- [MATERIALS PROVIDED]
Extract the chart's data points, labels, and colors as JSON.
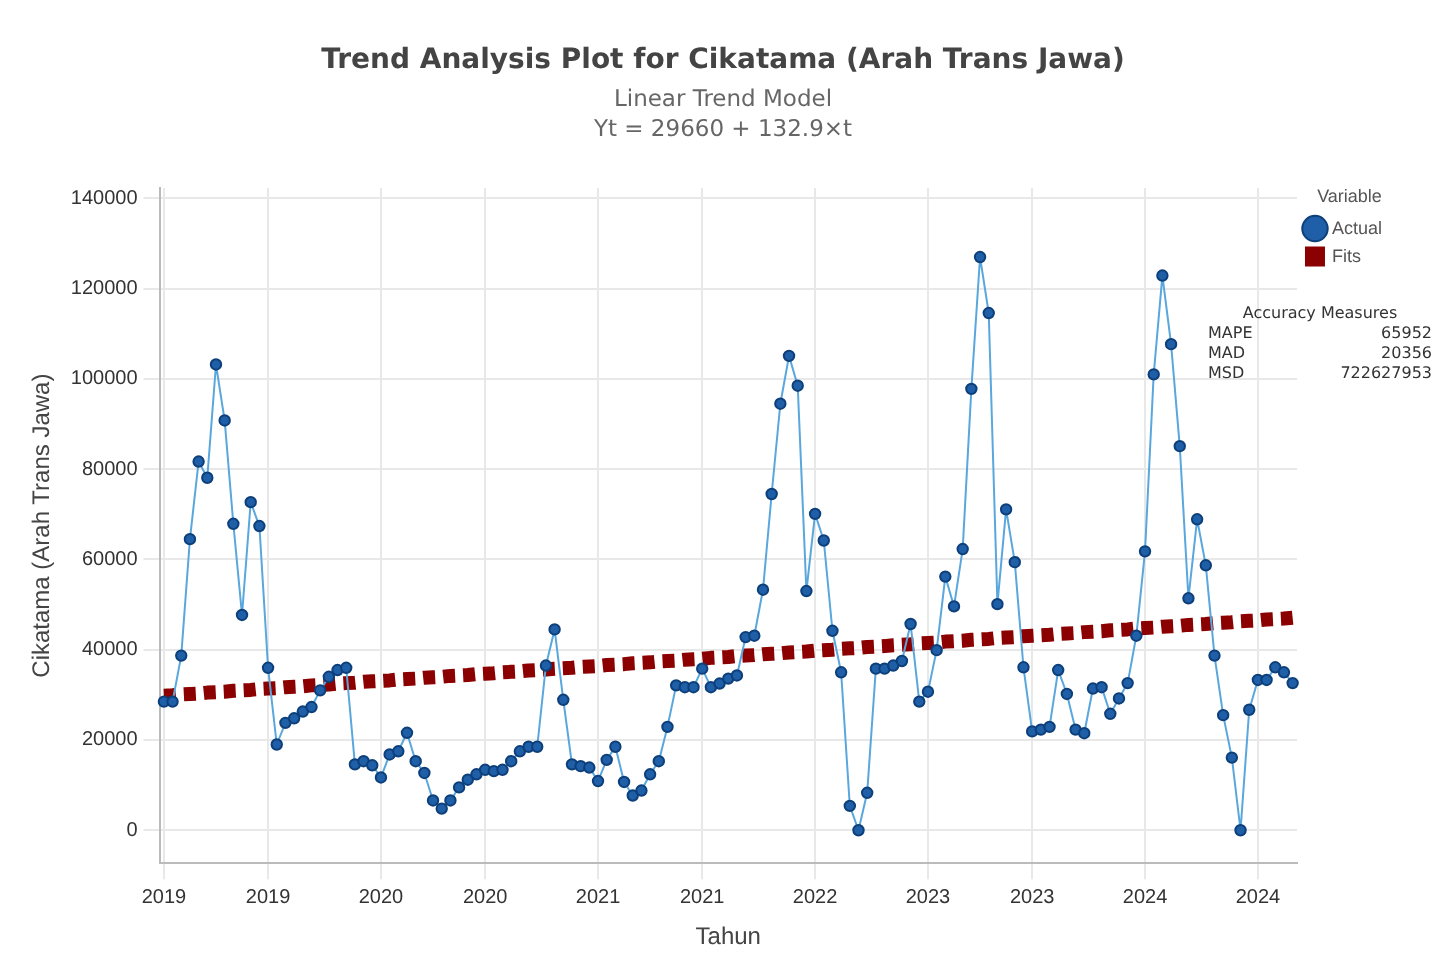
{
  "chart_data": {
    "type": "line",
    "title": "Trend Analysis Plot for Cikatama (Arah Trans Jawa)",
    "subtitle": "Linear Trend Model\nYt = 29660 + 132.9×t",
    "xlabel": "Tahun",
    "ylabel": "Cikatama (Arah Trans Jawa)",
    "legend_title": "Variable",
    "categories": [
      "2019",
      null,
      null,
      null,
      null,
      null,
      null,
      null,
      null,
      null,
      null,
      null,
      "2019",
      null,
      null,
      null,
      null,
      null,
      null,
      null,
      null,
      null,
      null,
      null,
      null,
      "2020",
      null,
      null,
      null,
      null,
      null,
      null,
      null,
      null,
      null,
      null,
      null,
      "2020",
      null,
      null,
      null,
      null,
      null,
      null,
      null,
      null,
      null,
      null,
      null,
      null,
      "2021",
      null,
      null,
      null,
      null,
      null,
      null,
      null,
      null,
      null,
      null,
      null,
      "2021",
      null,
      null,
      null,
      null,
      null,
      null,
      null,
      null,
      null,
      null,
      null,
      null,
      "2022",
      null,
      null,
      null,
      null,
      null,
      null,
      null,
      null,
      null,
      null,
      null,
      null,
      "2023",
      null,
      null,
      null,
      null,
      null,
      null,
      null,
      null,
      null,
      null,
      null,
      "2023",
      null,
      null,
      null,
      null,
      null,
      null,
      null,
      null,
      null,
      null,
      null,
      null,
      "2024",
      null,
      null,
      null,
      null,
      null,
      null,
      null,
      null,
      null,
      null,
      null,
      null,
      "2024",
      null,
      null,
      null,
      null
    ],
    "series": [
      {
        "name": "Actual",
        "color": "#1f5fa8",
        "marker": "circle",
        "line_style": "solid",
        "values": [
          28500,
          28500,
          38700,
          64500,
          81700,
          78100,
          103200,
          90800,
          67900,
          47700,
          72700,
          67400,
          36000,
          19000,
          23800,
          24800,
          26300,
          27300,
          31000,
          34000,
          35500,
          36000,
          14600,
          15300,
          14400,
          11700,
          16800,
          17500,
          21600,
          15300,
          12700,
          6600,
          4800,
          6600,
          9500,
          11200,
          12400,
          13400,
          13100,
          13400,
          15300,
          17500,
          18500,
          18500,
          36500,
          44500,
          28900,
          14600,
          14200,
          13900,
          10900,
          15600,
          18500,
          10700,
          7700,
          8800,
          12400,
          15300,
          22900,
          32100,
          31700,
          31700,
          35800,
          31700,
          32500,
          33600,
          34300,
          42800,
          43100,
          53300,
          74500,
          94500,
          105100,
          98500,
          53000,
          70100,
          64200,
          44200,
          35000,
          5400,
          0,
          8300,
          35800,
          35800,
          36500,
          37500,
          45700,
          28500,
          30700,
          39900,
          56200,
          49600,
          62300,
          97800,
          127000,
          114600,
          50100,
          71100,
          59400,
          36100,
          21900,
          22300,
          22900,
          35500,
          30200,
          22300,
          21500,
          31400,
          31700,
          25800,
          29200,
          32600,
          43100,
          61800,
          101000,
          122900,
          107700,
          85100,
          51400,
          68900,
          58700,
          38700,
          25500,
          16100,
          0,
          26700,
          33300,
          33300,
          36100,
          35000,
          32600
        ]
      },
      {
        "name": "Fits",
        "color": "#8b0000",
        "marker": "none",
        "line_style": "dashed",
        "values": [
          29800,
          29900,
          30100,
          30200,
          30300,
          30500,
          30600,
          30700,
          30900,
          31000,
          31100,
          31300,
          31400,
          31500,
          31700,
          31800,
          31900,
          32100,
          32200,
          32300,
          32500,
          32600,
          32700,
          32900,
          33000,
          33100,
          33200,
          33400,
          33500,
          33600,
          33800,
          33900,
          34000,
          34200,
          34300,
          34400,
          34600,
          34700,
          34800,
          35000,
          35100,
          35200,
          35400,
          35500,
          35600,
          35800,
          35900,
          36000,
          36200,
          36300,
          36400,
          36600,
          36700,
          36800,
          37000,
          37100,
          37200,
          37400,
          37500,
          37600,
          37800,
          37900,
          38000,
          38200,
          38300,
          38400,
          38600,
          38700,
          38800,
          39000,
          39100,
          39200,
          39400,
          39500,
          39600,
          39800,
          39900,
          40000,
          40200,
          40300,
          40400,
          40600,
          40700,
          40800,
          41000,
          41100,
          41200,
          41400,
          41500,
          41600,
          41800,
          41900,
          42000,
          42200,
          42300,
          42400,
          42600,
          42700,
          42800,
          43000,
          43100,
          43200,
          43300,
          43500,
          43600,
          43700,
          43900,
          44000,
          44100,
          44300,
          44400,
          44500,
          44700,
          44800,
          44900,
          45100,
          45200,
          45300,
          45500,
          45600,
          45700,
          45900,
          46000,
          46100,
          46300,
          46400,
          46500,
          46700,
          46800,
          46900,
          47100
        ]
      }
    ],
    "ylim": [
      -7300,
      142300
    ],
    "yticks": [
      0,
      20000,
      40000,
      60000,
      80000,
      100000,
      120000,
      140000
    ],
    "grid": true,
    "legend": "top right",
    "annotations": [
      "Accuracy Measures",
      "MAPE 65952",
      "MAD 20356",
      "MSD 722627953"
    ]
  }
}
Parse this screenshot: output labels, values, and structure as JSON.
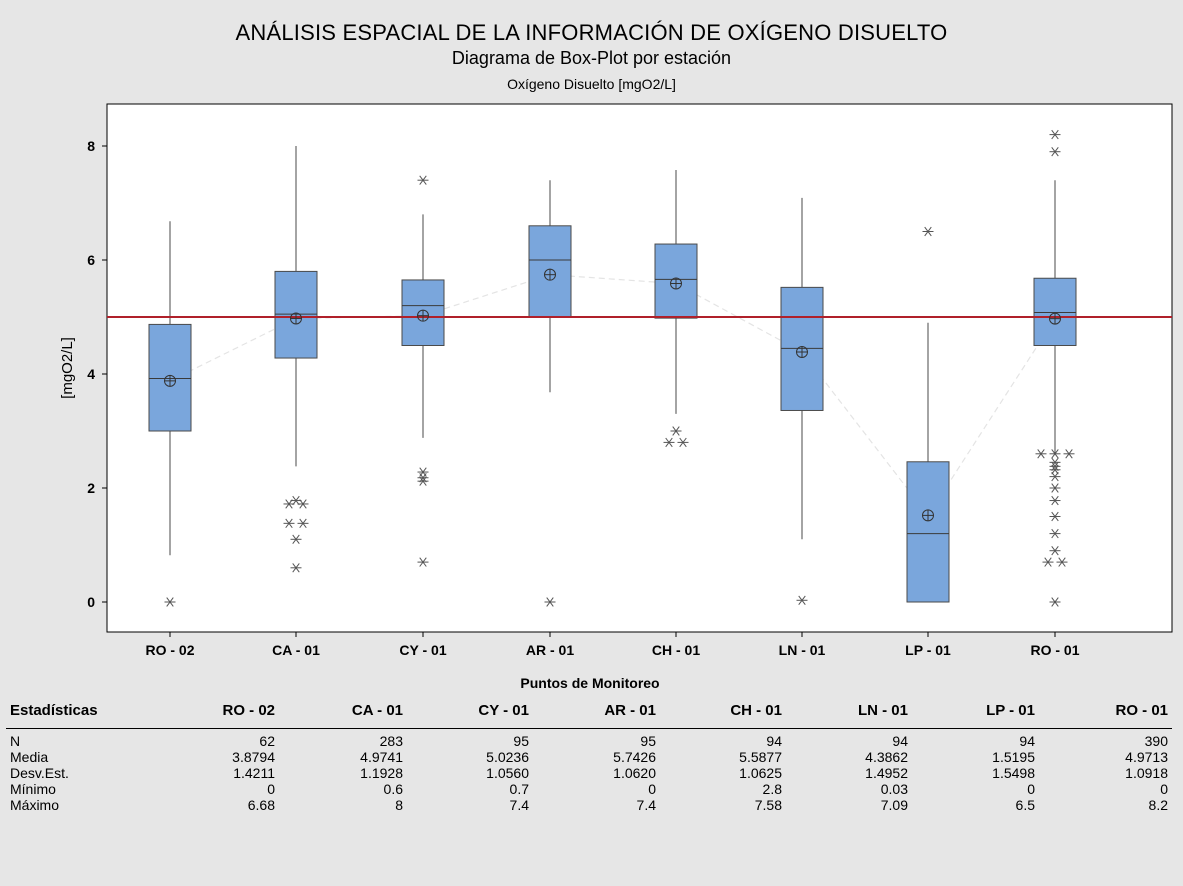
{
  "title": "ANÁLISIS ESPACIAL DE LA INFORMACIÓN DE OXÍGENO DISUELTO",
  "subtitle": "Diagrama de Box-Plot por estación",
  "chart_data": {
    "type": "boxplot",
    "title": "Oxígeno Disuelto [mgO2/L]",
    "xlabel": "Puntos de Monitoreo",
    "ylabel": "[mgO2/L]",
    "ylim": [
      -0.45,
      8.65
    ],
    "yticks": [
      0,
      2,
      4,
      6,
      8
    ],
    "reference_line": 5,
    "categories": [
      "RO - 02",
      "CA - 01",
      "CY - 01",
      "AR - 01",
      "CH - 01",
      "LN - 01",
      "LP - 01",
      "RO - 01"
    ],
    "boxes": [
      {
        "q1": 3.0,
        "median": 3.92,
        "q3": 4.87,
        "whisker_low": 0.82,
        "whisker_high": 6.68,
        "mean": 3.8794,
        "outliers": [
          0
        ]
      },
      {
        "q1": 4.28,
        "median": 5.05,
        "q3": 5.8,
        "whisker_low": 2.38,
        "whisker_high": 8.0,
        "mean": 4.9741,
        "outliers": [
          1.72,
          1.72,
          1.78,
          1.38,
          1.38,
          1.1,
          0.6
        ]
      },
      {
        "q1": 4.5,
        "median": 5.2,
        "q3": 5.65,
        "whisker_low": 2.88,
        "whisker_high": 6.8,
        "mean": 5.0236,
        "outliers": [
          7.4,
          2.28,
          2.18,
          2.12,
          0.7
        ]
      },
      {
        "q1": 5.0,
        "median": 6.0,
        "q3": 6.6,
        "whisker_low": 3.68,
        "whisker_high": 7.4,
        "mean": 5.7426,
        "outliers": [
          0
        ]
      },
      {
        "q1": 4.98,
        "median": 5.66,
        "q3": 6.28,
        "whisker_low": 3.3,
        "whisker_high": 7.58,
        "mean": 5.5877,
        "outliers": [
          3.0,
          2.8,
          2.8
        ]
      },
      {
        "q1": 3.36,
        "median": 4.45,
        "q3": 5.52,
        "whisker_low": 1.1,
        "whisker_high": 7.09,
        "mean": 4.3862,
        "outliers": [
          0.03
        ]
      },
      {
        "q1": 0.0,
        "median": 1.2,
        "q3": 2.46,
        "whisker_low": 0.0,
        "whisker_high": 4.9,
        "mean": 1.5195,
        "outliers": [
          6.5
        ]
      },
      {
        "q1": 4.5,
        "median": 5.08,
        "q3": 5.68,
        "whisker_low": 2.6,
        "whisker_high": 7.4,
        "mean": 4.9713,
        "outliers": [
          8.2,
          7.9,
          2.6,
          2.6,
          2.6,
          2.45,
          2.38,
          2.32,
          2.2,
          2.0,
          1.78,
          1.5,
          1.2,
          0.9,
          0.7,
          0.7,
          0.0
        ]
      }
    ],
    "colors": {
      "box_fill": "#7aa6dc",
      "box_stroke": "#4a4a4a",
      "reference_line": "#b0202a",
      "mean_line": "#ffffff"
    }
  },
  "stats_table": {
    "header_label": "Estadísticas",
    "columns": [
      "RO - 02",
      "CA - 01",
      "CY - 01",
      "AR - 01",
      "CH - 01",
      "LN - 01",
      "LP - 01",
      "RO - 01"
    ],
    "rows": [
      {
        "label": "N",
        "values": [
          "62",
          "283",
          "95",
          "95",
          "94",
          "94",
          "94",
          "390"
        ]
      },
      {
        "label": "Media",
        "values": [
          "3.8794",
          "4.9741",
          "5.0236",
          "5.7426",
          "5.5877",
          "4.3862",
          "1.5195",
          "4.9713"
        ]
      },
      {
        "label": "Desv.Est.",
        "values": [
          "1.4211",
          "1.1928",
          "1.0560",
          "1.0620",
          "1.0625",
          "1.4952",
          "1.5498",
          "1.0918"
        ]
      },
      {
        "label": "Mínimo",
        "values": [
          "0",
          "0.6",
          "0.7",
          "0",
          "2.8",
          "0.03",
          "0",
          "0"
        ]
      },
      {
        "label": "Máximo",
        "values": [
          "6.68",
          "8",
          "7.4",
          "7.4",
          "7.58",
          "7.09",
          "6.5",
          "8.2"
        ]
      }
    ]
  }
}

- [WHAT YOU WILL DO]
Which lines contain the word "Cikatama"? Return each of them.

- [SOLUTION FOR THIS EXERCISE]
    "title": "Trend Analysis Plot for Cikatama (Arah Trans Jawa)",
    "ylabel": "Cikatama (Arah Trans Jawa)",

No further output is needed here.